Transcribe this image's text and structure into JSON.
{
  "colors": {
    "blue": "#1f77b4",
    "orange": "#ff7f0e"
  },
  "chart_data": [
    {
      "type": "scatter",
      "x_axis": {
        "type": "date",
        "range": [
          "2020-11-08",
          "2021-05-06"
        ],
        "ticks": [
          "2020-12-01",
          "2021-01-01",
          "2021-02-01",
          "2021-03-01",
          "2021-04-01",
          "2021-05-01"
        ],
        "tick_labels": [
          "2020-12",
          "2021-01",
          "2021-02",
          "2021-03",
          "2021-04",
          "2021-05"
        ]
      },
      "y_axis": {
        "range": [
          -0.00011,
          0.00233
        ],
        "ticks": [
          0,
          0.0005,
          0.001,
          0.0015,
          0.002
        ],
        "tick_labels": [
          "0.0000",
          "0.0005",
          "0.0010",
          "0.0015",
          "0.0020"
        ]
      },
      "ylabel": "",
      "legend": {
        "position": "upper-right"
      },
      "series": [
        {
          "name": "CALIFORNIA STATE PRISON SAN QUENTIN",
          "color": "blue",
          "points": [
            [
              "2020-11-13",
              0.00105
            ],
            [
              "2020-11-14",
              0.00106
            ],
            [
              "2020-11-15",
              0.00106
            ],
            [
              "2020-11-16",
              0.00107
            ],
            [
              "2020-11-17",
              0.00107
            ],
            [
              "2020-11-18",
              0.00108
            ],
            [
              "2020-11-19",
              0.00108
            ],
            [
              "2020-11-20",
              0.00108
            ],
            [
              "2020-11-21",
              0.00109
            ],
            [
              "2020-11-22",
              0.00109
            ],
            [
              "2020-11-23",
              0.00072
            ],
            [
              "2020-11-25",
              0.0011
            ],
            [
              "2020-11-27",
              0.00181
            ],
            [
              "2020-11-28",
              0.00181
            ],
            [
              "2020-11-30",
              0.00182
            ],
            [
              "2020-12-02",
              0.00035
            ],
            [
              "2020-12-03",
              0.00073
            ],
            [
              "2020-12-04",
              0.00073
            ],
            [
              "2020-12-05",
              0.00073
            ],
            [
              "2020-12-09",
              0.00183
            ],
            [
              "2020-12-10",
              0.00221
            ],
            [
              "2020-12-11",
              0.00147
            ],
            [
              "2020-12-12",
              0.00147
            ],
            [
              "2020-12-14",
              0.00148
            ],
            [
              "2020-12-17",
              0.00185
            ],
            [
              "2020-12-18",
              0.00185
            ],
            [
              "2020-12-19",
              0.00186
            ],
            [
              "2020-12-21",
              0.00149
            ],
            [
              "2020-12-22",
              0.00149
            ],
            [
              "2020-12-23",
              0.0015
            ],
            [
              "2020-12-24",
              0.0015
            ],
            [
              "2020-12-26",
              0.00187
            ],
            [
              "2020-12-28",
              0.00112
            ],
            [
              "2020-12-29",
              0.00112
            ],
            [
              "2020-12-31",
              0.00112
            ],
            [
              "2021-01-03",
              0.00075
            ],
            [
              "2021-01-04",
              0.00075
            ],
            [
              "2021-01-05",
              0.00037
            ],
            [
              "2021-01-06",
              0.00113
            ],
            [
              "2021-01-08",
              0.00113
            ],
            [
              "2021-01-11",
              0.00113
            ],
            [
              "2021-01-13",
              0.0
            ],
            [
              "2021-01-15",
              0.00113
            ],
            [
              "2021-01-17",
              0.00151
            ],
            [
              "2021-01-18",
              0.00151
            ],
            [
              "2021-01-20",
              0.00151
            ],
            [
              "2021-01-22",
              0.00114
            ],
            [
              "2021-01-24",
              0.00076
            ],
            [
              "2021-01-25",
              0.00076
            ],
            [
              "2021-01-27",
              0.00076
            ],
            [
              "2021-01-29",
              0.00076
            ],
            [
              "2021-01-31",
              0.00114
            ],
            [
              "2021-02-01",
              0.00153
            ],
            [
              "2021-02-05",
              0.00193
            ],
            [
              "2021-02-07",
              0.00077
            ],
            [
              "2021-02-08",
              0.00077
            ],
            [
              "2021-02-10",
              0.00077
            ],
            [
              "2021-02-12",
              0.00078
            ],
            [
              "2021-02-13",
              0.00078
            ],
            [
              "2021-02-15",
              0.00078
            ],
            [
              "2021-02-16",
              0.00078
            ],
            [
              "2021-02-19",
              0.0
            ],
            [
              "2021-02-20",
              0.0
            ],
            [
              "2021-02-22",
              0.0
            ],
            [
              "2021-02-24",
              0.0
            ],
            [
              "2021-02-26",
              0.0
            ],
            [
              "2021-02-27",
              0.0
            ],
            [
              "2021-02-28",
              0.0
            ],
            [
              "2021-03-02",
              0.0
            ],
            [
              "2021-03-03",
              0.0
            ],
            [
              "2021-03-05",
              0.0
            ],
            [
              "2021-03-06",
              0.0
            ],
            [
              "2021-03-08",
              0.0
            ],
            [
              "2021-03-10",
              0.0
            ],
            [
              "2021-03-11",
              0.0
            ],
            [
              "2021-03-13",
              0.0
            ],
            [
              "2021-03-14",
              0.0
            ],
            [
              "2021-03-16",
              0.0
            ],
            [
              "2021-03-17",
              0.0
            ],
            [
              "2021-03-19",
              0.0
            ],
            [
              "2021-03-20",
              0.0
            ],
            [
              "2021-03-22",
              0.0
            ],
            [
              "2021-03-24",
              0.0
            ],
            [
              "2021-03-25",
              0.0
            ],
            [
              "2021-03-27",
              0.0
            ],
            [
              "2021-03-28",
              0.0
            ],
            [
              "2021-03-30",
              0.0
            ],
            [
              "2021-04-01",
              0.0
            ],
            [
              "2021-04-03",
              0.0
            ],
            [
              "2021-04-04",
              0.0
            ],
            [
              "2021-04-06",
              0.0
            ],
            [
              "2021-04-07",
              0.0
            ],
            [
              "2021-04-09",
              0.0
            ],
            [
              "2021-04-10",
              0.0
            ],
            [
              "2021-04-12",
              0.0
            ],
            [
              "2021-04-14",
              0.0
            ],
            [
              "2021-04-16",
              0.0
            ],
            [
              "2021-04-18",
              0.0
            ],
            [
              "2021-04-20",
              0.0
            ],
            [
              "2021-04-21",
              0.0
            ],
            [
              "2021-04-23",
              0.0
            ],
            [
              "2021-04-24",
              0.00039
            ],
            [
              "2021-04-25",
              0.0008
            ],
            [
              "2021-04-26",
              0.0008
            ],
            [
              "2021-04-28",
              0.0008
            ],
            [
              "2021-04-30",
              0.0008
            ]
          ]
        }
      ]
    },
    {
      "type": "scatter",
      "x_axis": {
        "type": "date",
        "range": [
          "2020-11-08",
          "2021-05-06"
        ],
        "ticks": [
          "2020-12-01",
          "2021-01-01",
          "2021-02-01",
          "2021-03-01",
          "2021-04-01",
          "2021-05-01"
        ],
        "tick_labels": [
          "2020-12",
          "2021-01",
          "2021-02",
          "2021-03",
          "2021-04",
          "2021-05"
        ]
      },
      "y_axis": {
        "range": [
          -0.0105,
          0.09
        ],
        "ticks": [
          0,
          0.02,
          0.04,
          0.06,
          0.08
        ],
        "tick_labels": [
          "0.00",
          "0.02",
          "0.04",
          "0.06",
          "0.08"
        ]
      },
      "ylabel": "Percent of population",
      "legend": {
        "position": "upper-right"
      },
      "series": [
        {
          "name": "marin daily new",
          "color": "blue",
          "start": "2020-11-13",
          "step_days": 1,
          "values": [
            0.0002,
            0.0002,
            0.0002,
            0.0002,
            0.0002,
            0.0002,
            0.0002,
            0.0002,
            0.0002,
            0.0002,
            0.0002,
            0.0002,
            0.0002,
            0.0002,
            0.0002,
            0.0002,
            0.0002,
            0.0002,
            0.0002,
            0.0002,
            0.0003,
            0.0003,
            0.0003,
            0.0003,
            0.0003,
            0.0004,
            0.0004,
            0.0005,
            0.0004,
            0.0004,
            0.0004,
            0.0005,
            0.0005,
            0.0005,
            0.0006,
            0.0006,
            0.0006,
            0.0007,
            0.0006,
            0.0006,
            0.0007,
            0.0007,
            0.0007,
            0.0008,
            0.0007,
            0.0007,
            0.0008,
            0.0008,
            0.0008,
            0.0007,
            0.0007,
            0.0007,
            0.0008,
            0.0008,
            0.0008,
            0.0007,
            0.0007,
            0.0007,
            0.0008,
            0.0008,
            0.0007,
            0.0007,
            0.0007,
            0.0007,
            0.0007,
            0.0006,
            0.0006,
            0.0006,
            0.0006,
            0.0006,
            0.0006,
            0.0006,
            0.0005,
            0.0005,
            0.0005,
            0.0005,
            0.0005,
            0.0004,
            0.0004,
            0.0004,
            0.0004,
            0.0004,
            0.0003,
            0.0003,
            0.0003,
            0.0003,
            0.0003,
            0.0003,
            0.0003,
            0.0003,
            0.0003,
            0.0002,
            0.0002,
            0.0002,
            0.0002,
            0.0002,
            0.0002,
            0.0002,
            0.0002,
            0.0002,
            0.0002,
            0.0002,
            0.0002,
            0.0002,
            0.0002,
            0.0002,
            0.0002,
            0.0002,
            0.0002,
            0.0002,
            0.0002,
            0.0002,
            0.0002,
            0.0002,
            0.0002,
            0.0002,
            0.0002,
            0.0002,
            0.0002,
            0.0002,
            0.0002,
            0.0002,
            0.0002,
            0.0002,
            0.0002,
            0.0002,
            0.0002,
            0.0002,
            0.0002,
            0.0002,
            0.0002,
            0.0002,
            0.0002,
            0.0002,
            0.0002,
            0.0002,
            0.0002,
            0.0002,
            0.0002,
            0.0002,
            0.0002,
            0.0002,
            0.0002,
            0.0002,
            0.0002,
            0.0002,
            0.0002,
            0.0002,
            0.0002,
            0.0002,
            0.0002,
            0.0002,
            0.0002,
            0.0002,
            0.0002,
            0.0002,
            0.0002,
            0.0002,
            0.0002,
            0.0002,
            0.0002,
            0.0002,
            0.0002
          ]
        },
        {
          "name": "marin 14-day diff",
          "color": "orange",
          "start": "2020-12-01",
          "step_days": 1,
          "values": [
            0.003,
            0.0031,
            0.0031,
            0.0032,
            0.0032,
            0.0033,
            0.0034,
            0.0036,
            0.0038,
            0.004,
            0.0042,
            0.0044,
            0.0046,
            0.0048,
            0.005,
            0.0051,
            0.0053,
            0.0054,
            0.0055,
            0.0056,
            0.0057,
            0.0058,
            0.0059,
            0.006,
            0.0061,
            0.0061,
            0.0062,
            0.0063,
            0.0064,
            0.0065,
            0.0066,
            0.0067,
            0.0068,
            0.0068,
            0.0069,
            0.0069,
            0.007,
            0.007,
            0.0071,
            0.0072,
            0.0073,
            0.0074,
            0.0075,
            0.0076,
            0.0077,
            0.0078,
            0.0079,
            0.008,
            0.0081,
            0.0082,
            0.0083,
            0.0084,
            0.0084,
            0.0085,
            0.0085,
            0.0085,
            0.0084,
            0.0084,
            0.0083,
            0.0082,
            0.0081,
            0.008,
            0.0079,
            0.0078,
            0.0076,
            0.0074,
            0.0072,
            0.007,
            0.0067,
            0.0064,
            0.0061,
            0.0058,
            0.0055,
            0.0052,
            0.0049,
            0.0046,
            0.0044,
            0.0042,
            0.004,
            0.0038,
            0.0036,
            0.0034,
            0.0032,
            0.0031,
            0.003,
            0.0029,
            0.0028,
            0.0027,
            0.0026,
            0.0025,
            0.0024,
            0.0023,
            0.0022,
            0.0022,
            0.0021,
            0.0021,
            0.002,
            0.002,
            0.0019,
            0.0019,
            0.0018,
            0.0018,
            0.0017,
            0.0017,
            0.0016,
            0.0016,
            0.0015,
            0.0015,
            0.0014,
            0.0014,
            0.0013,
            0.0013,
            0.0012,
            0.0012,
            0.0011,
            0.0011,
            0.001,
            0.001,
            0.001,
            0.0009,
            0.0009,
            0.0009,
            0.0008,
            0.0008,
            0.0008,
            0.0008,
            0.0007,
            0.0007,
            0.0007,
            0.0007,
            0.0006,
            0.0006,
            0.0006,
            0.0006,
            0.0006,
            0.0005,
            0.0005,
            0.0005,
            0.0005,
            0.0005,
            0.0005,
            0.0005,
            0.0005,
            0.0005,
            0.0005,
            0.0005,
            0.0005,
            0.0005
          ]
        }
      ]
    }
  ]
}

■ ■ ■ ■

**WORK REQUIRED**
Only the number is wanted: how many lines of these entries contain the string "marin"?

**ANSWER TO THIS TASK**
2